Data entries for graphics
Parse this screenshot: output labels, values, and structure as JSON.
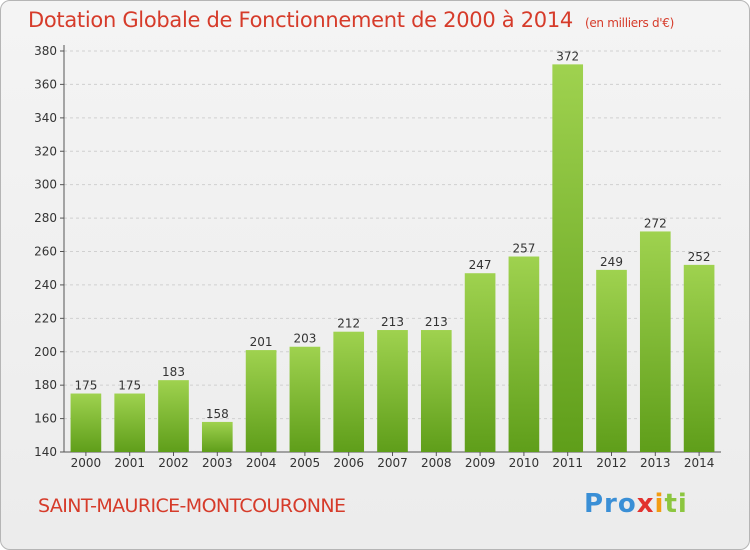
{
  "title": "Dotation Globale de Fonctionnement de 2000 à 2014",
  "unit_note": "(en milliers d'€)",
  "commune": "SAINT-MAURICE-MONTCOURONNE",
  "logo": {
    "text": "Proxiti",
    "parts": [
      "Pro",
      "x",
      "i",
      "ti"
    ]
  },
  "colors": {
    "title": "#d63b2a",
    "bar_light": "#9fd24f",
    "bar_dark": "#5f9e1a",
    "grid": "#cfcfcf"
  },
  "chart_data": {
    "type": "bar",
    "title": "Dotation Globale de Fonctionnement de 2000 à 2014",
    "categories": [
      "2000",
      "2001",
      "2002",
      "2003",
      "2004",
      "2005",
      "2006",
      "2007",
      "2008",
      "2009",
      "2010",
      "2011",
      "2012",
      "2013",
      "2014"
    ],
    "values": [
      175,
      175,
      183,
      158,
      201,
      203,
      212,
      213,
      213,
      247,
      257,
      372,
      249,
      272,
      252
    ],
    "xlabel": "",
    "ylabel": "",
    "ylim": [
      140,
      380
    ],
    "yticks": [
      140,
      160,
      180,
      200,
      220,
      240,
      260,
      280,
      300,
      320,
      340,
      360,
      380
    ],
    "grid": true,
    "data_labels": true
  }
}
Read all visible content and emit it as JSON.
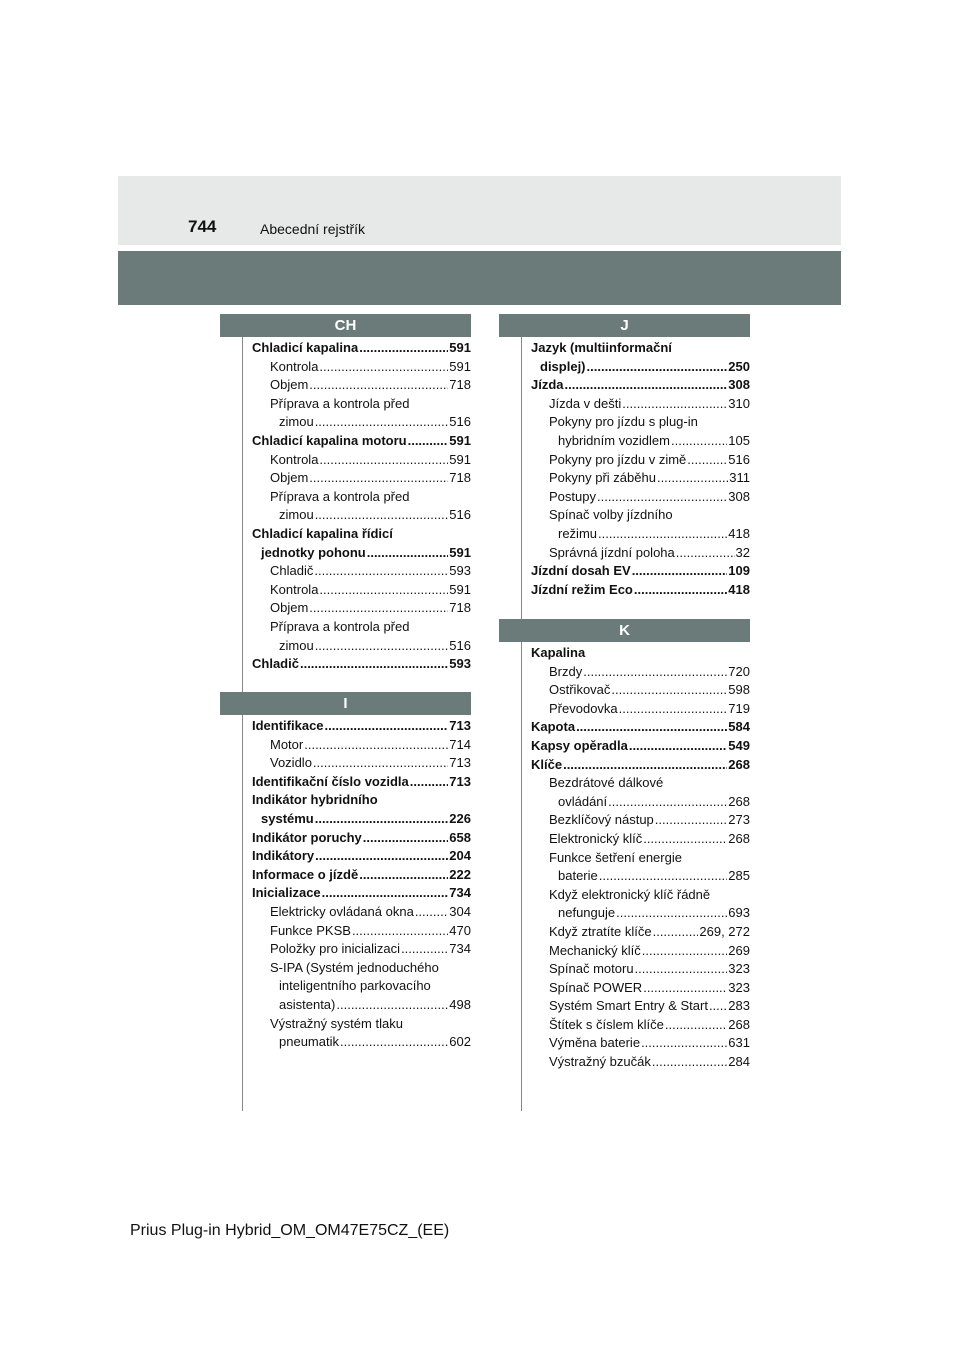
{
  "header": {
    "page_number": "744",
    "title": "Abecední rejstřík"
  },
  "footer": "Prius Plug-in Hybrid_OM_OM47E75CZ_(EE)",
  "columns": [
    {
      "sections": [
        {
          "letter": "CH",
          "lines": [
            {
              "text": "Chladicí kapalina",
              "page": "591",
              "bold": true,
              "indent": 0
            },
            {
              "text": "Kontrola",
              "page": "591",
              "indent": 2
            },
            {
              "text": "Objem",
              "page": "718",
              "indent": 2
            },
            {
              "text": "Příprava a kontrola před",
              "indent": 2
            },
            {
              "text": "zimou",
              "page": "516",
              "indent": 3
            },
            {
              "text": "Chladicí kapalina motoru",
              "page": "591",
              "bold": true,
              "indent": 0
            },
            {
              "text": "Kontrola",
              "page": "591",
              "indent": 2
            },
            {
              "text": "Objem",
              "page": "718",
              "indent": 2
            },
            {
              "text": "Příprava a kontrola před",
              "indent": 2
            },
            {
              "text": "zimou",
              "page": "516",
              "indent": 3
            },
            {
              "text": "Chladicí kapalina řídicí",
              "bold": true,
              "indent": 0
            },
            {
              "text": "jednotky pohonu",
              "page": "591",
              "bold": true,
              "indent": 1
            },
            {
              "text": "Chladič",
              "page": "593",
              "indent": 2
            },
            {
              "text": "Kontrola",
              "page": "591",
              "indent": 2
            },
            {
              "text": "Objem",
              "page": "718",
              "indent": 2
            },
            {
              "text": "Příprava a kontrola před",
              "indent": 2
            },
            {
              "text": "zimou",
              "page": "516",
              "indent": 3
            },
            {
              "text": "Chladič",
              "page": "593",
              "bold": true,
              "indent": 0
            }
          ]
        },
        {
          "letter": "I",
          "lines": [
            {
              "text": "Identifikace",
              "page": "713",
              "bold": true,
              "indent": 0
            },
            {
              "text": "Motor",
              "page": "714",
              "indent": 2
            },
            {
              "text": "Vozidlo",
              "page": "713",
              "indent": 2
            },
            {
              "text": "Identifikační číslo vozidla",
              "page": "713",
              "bold": true,
              "indent": 0
            },
            {
              "text": "Indikátor hybridního",
              "bold": true,
              "indent": 0
            },
            {
              "text": "systému",
              "page": "226",
              "bold": true,
              "indent": 1
            },
            {
              "text": "Indikátor poruchy",
              "page": "658",
              "bold": true,
              "indent": 0
            },
            {
              "text": "Indikátory",
              "page": "204",
              "bold": true,
              "indent": 0
            },
            {
              "text": "Informace o jízdě",
              "page": "222",
              "bold": true,
              "indent": 0
            },
            {
              "text": "Inicializace",
              "page": "734",
              "bold": true,
              "indent": 0
            },
            {
              "text": "Elektricky ovládaná okna",
              "page": "304",
              "indent": 2
            },
            {
              "text": "Funkce PKSB",
              "page": "470",
              "indent": 2
            },
            {
              "text": "Položky pro inicializaci",
              "page": "734",
              "indent": 2
            },
            {
              "text": "S-IPA (Systém jednoduchého",
              "indent": 2
            },
            {
              "text": "inteligentního parkovacího",
              "indent": 3
            },
            {
              "text": "asistenta)",
              "page": "498",
              "indent": 3
            },
            {
              "text": "Výstražný systém tlaku",
              "indent": 2
            },
            {
              "text": "pneumatik",
              "page": "602",
              "indent": 3
            }
          ]
        }
      ]
    },
    {
      "sections": [
        {
          "letter": "J",
          "lines": [
            {
              "text": "Jazyk (multiinformační",
              "bold": true,
              "indent": 0
            },
            {
              "text": "displej)",
              "page": "250",
              "bold": true,
              "indent": 1
            },
            {
              "text": "Jízda",
              "page": "308",
              "bold": true,
              "indent": 0
            },
            {
              "text": "Jízda v dešti",
              "page": "310",
              "indent": 2
            },
            {
              "text": "Pokyny pro jízdu s plug-in",
              "indent": 2
            },
            {
              "text": "hybridním vozidlem",
              "page": "105",
              "indent": 3
            },
            {
              "text": "Pokyny pro jízdu v zimě",
              "page": "516",
              "indent": 2
            },
            {
              "text": "Pokyny při záběhu",
              "page": "311",
              "indent": 2
            },
            {
              "text": "Postupy",
              "page": "308",
              "indent": 2
            },
            {
              "text": "Spínač volby jízdního",
              "indent": 2
            },
            {
              "text": "režimu",
              "page": "418",
              "indent": 3
            },
            {
              "text": "Správná jízdní poloha",
              "page": "32",
              "indent": 2
            },
            {
              "text": "Jízdní dosah EV",
              "page": "109",
              "bold": true,
              "indent": 0
            },
            {
              "text": "Jízdní režim Eco",
              "page": "418",
              "bold": true,
              "indent": 0
            }
          ]
        },
        {
          "letter": "K",
          "lines": [
            {
              "text": "Kapalina",
              "bold": true,
              "indent": 0
            },
            {
              "text": "Brzdy",
              "page": "720",
              "indent": 2
            },
            {
              "text": "Ostřikovač",
              "page": "598",
              "indent": 2
            },
            {
              "text": "Převodovka",
              "page": "719",
              "indent": 2
            },
            {
              "text": "Kapota",
              "page": "584",
              "bold": true,
              "indent": 0
            },
            {
              "text": "Kapsy opěradla",
              "page": "549",
              "bold": true,
              "indent": 0
            },
            {
              "text": "Klíče",
              "page": "268",
              "bold": true,
              "indent": 0
            },
            {
              "text": "Bezdrátové dálkové",
              "indent": 2
            },
            {
              "text": "ovládání",
              "page": "268",
              "indent": 3
            },
            {
              "text": "Bezklíčový nástup",
              "page": "273",
              "indent": 2
            },
            {
              "text": "Elektronický klíč",
              "page": "268",
              "indent": 2
            },
            {
              "text": "Funkce šetření energie",
              "indent": 2
            },
            {
              "text": "baterie",
              "page": "285",
              "indent": 3
            },
            {
              "text": "Když elektronický klíč řádně",
              "indent": 2
            },
            {
              "text": "nefunguje",
              "page": "693",
              "indent": 3
            },
            {
              "text": "Když ztratíte klíče",
              "page": "269, 272",
              "indent": 2
            },
            {
              "text": "Mechanický klíč",
              "page": "269",
              "indent": 2
            },
            {
              "text": "Spínač motoru",
              "page": "323",
              "indent": 2
            },
            {
              "text": "Spínač POWER",
              "page": "323",
              "indent": 2
            },
            {
              "text": "Systém Smart Entry & Start",
              "page": "283",
              "indent": 2
            },
            {
              "text": "Štítek s číslem klíče",
              "page": "268",
              "indent": 2
            },
            {
              "text": "Výměna baterie",
              "page": "631",
              "indent": 2
            },
            {
              "text": "Výstražný bzučák",
              "page": "284",
              "indent": 2
            }
          ]
        }
      ]
    }
  ]
}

**Work to be completed:**
Go through the material above and count the lines that contain "Dotation"; give that number alone.

**Correct result:**
2